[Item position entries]
— START —

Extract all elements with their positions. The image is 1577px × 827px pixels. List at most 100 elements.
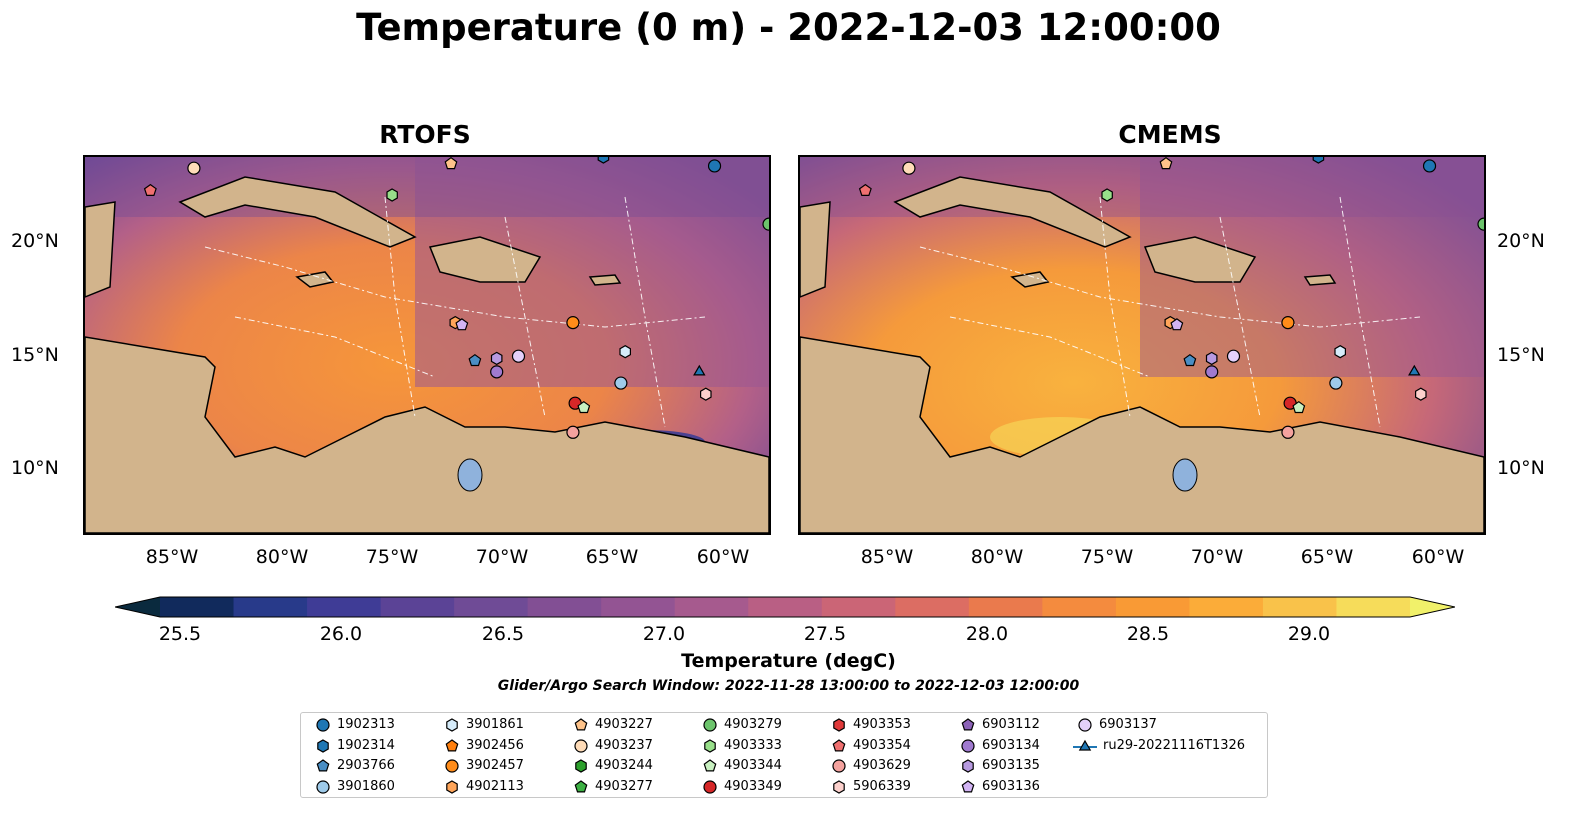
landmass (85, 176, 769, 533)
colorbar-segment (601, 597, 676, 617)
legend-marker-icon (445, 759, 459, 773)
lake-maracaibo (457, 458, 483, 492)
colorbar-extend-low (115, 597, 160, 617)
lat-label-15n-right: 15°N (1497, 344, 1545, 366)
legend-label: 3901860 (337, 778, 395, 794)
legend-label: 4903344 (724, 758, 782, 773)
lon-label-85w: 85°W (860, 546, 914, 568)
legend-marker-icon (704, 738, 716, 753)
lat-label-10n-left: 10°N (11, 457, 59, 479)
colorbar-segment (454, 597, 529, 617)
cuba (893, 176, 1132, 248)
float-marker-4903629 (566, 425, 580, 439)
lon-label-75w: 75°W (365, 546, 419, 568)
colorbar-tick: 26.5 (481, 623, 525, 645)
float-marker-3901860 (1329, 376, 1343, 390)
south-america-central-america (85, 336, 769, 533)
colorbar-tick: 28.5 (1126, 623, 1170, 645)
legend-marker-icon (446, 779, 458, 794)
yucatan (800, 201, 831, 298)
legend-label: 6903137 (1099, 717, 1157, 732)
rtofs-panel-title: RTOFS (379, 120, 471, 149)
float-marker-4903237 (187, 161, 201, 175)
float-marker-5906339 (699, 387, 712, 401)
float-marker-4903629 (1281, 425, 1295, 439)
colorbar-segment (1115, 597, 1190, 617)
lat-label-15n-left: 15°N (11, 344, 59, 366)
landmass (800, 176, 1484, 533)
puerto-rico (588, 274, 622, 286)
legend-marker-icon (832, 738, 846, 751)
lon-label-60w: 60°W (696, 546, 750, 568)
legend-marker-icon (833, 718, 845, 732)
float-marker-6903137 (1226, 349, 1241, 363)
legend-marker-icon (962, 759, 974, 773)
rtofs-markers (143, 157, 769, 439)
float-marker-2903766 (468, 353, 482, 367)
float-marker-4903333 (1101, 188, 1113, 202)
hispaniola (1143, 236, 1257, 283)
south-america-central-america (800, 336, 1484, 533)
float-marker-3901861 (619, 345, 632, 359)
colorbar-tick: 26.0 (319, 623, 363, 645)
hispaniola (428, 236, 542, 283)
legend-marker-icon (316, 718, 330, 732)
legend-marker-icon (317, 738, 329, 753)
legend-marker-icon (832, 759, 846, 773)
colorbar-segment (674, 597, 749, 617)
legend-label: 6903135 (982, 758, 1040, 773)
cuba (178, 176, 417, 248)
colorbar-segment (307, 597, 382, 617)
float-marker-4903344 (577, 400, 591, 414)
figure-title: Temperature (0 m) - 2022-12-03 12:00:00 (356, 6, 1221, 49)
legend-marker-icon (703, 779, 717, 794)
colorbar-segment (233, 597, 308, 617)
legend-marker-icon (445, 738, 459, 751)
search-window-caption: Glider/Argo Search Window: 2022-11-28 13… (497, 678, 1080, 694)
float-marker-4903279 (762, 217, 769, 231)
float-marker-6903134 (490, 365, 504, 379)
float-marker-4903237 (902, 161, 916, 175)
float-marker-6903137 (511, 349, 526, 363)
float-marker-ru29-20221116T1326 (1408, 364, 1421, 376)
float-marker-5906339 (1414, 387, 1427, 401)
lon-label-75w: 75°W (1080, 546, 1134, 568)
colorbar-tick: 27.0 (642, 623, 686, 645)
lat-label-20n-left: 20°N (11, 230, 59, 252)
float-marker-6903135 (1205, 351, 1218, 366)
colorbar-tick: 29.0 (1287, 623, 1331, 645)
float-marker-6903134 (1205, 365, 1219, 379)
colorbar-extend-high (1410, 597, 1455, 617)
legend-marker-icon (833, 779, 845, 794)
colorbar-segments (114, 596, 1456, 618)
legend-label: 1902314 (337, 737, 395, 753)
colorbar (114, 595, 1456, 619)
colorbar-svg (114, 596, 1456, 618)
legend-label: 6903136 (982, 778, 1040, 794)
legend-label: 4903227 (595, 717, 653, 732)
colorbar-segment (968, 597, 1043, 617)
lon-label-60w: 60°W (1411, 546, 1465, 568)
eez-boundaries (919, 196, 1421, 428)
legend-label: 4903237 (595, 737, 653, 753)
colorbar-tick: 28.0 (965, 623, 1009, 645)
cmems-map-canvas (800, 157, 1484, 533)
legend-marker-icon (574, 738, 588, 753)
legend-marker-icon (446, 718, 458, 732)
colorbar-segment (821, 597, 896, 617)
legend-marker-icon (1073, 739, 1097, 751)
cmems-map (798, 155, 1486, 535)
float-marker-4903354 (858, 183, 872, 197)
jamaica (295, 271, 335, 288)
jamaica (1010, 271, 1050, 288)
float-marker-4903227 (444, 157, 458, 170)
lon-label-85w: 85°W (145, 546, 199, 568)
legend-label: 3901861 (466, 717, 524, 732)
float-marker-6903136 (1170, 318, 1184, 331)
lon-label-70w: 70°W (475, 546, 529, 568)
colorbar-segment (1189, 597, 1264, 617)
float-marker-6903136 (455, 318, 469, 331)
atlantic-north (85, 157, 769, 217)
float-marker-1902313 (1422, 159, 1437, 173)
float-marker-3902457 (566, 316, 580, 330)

— END —

▶ **EXERCISE TASK**
Return every line of the records above character for character, leaving out the pictures.

▶ **WRITTEN SOLUTION**
Extract all elements with their positions. The image is 1577px × 827px pixels. List at most 100 elements.
landmass (85, 176, 769, 533)
colorbar-segment (601, 597, 676, 617)
legend-marker-icon (445, 759, 459, 773)
lake-maracaibo (457, 458, 483, 492)
colorbar-extend-low (115, 597, 160, 617)
lat-label-15n-right: 15°N (1497, 344, 1545, 366)
legend-label: 3901860 (337, 778, 395, 794)
legend-label: 4903344 (724, 758, 782, 773)
lon-label-85w: 85°W (860, 546, 914, 568)
legend-marker-icon (704, 738, 716, 753)
lat-label-10n-left: 10°N (11, 457, 59, 479)
colorbar-segment (454, 597, 529, 617)
cuba (893, 176, 1132, 248)
float-marker-4903629 (566, 425, 580, 439)
lon-label-75w: 75°W (365, 546, 419, 568)
colorbar-tick: 26.5 (481, 623, 525, 645)
float-marker-3901860 (1329, 376, 1343, 390)
south-america-central-america (85, 336, 769, 533)
colorbar-tick: 28.5 (1126, 623, 1170, 645)
legend-marker-icon (446, 779, 458, 794)
yucatan (800, 201, 831, 298)
legend-label: 6903137 (1099, 717, 1157, 732)
rtofs-panel-title: RTOFS (379, 120, 471, 149)
float-marker-4903237 (187, 161, 201, 175)
float-marker-5906339 (699, 387, 712, 401)
float-marker-4903629 (1281, 425, 1295, 439)
colorbar-segment (1115, 597, 1190, 617)
lat-label-15n-left: 15°N (11, 344, 59, 366)
landmass (800, 176, 1484, 533)
puerto-rico (588, 274, 622, 286)
legend-marker-icon (832, 738, 846, 751)
lon-label-60w: 60°W (696, 546, 750, 568)
legend-marker-icon (833, 718, 845, 732)
float-marker-6903137 (1226, 349, 1241, 363)
legend-marker-icon (962, 759, 974, 773)
rtofs-markers (143, 157, 769, 439)
float-marker-2903766 (468, 353, 482, 367)
float-marker-4903333 (1101, 188, 1113, 202)
hispaniola (1143, 236, 1257, 283)
south-america-central-america (800, 336, 1484, 533)
float-marker-3901861 (619, 345, 632, 359)
colorbar-tick: 26.0 (319, 623, 363, 645)
hispaniola (428, 236, 542, 283)
legend-marker-icon (316, 718, 330, 732)
legend-marker-icon (317, 738, 329, 753)
legend-marker-icon (832, 759, 846, 773)
colorbar-segment (674, 597, 749, 617)
legend-label: 6903135 (982, 758, 1040, 773)
cuba (178, 176, 417, 248)
colorbar-segment (307, 597, 382, 617)
float-marker-4903344 (577, 400, 591, 414)
figure-title: Temperature (0 m) - 2022-12-03 12:00:00 (356, 6, 1221, 49)
legend-marker-icon (703, 779, 717, 794)
colorbar-segment (233, 597, 308, 617)
legend-marker-icon (445, 738, 459, 751)
search-window-caption: Glider/Argo Search Window: 2022-11-28 13… (497, 678, 1080, 694)
float-marker-4903279 (762, 217, 769, 231)
float-marker-6903134 (490, 365, 504, 379)
float-marker-4903237 (902, 161, 916, 175)
float-marker-6903137 (511, 349, 526, 363)
float-marker-ru29-20221116T1326 (1408, 364, 1421, 376)
float-marker-5906339 (1414, 387, 1427, 401)
lon-label-75w: 75°W (1080, 546, 1134, 568)
colorbar-tick: 27.0 (642, 623, 686, 645)
lat-label-20n-left: 20°N (11, 230, 59, 252)
float-marker-6903135 (1205, 351, 1218, 366)
colorbar-tick: 29.0 (1287, 623, 1331, 645)
float-marker-6903134 (1205, 365, 1219, 379)
colorbar-extend-high (1410, 597, 1455, 617)
legend-marker-icon (833, 779, 845, 794)
colorbar-segments (114, 596, 1456, 618)
legend-label: 1902314 (337, 737, 395, 753)
colorbar (114, 595, 1456, 619)
colorbar-svg (114, 596, 1456, 618)
legend-label: 6903136 (982, 778, 1040, 794)
legend-label: 4903227 (595, 717, 653, 732)
colorbar-segment (968, 597, 1043, 617)
lon-label-60w: 60°W (1411, 546, 1465, 568)
eez-boundaries (919, 196, 1421, 428)
legend-label: 4903237 (595, 737, 653, 753)
colorbar-tick: 28.0 (965, 623, 1009, 645)
cmems-map-canvas (800, 157, 1484, 533)
legend-marker-icon (574, 738, 588, 753)
legend-marker-icon (446, 718, 458, 732)
colorbar-segment (821, 597, 896, 617)
legend-marker-icon (1073, 739, 1097, 751)
cmems-map (798, 155, 1486, 535)
float-marker-4903354 (858, 183, 872, 197)
jamaica (295, 271, 335, 288)
jamaica (1010, 271, 1050, 288)
float-marker-4903227 (444, 157, 458, 170)
lon-label-85w: 85°W (145, 546, 199, 568)
legend-label: 3901861 (466, 717, 524, 732)
float-marker-6903136 (1170, 318, 1184, 331)
lon-label-70w: 70°W (475, 546, 529, 568)
colorbar-segment (1189, 597, 1264, 617)
float-marker-6903136 (455, 318, 469, 331)
atlantic-north (85, 157, 769, 217)
float-marker-1902313 (1422, 159, 1437, 173)
float-marker-3902457 (566, 316, 580, 330)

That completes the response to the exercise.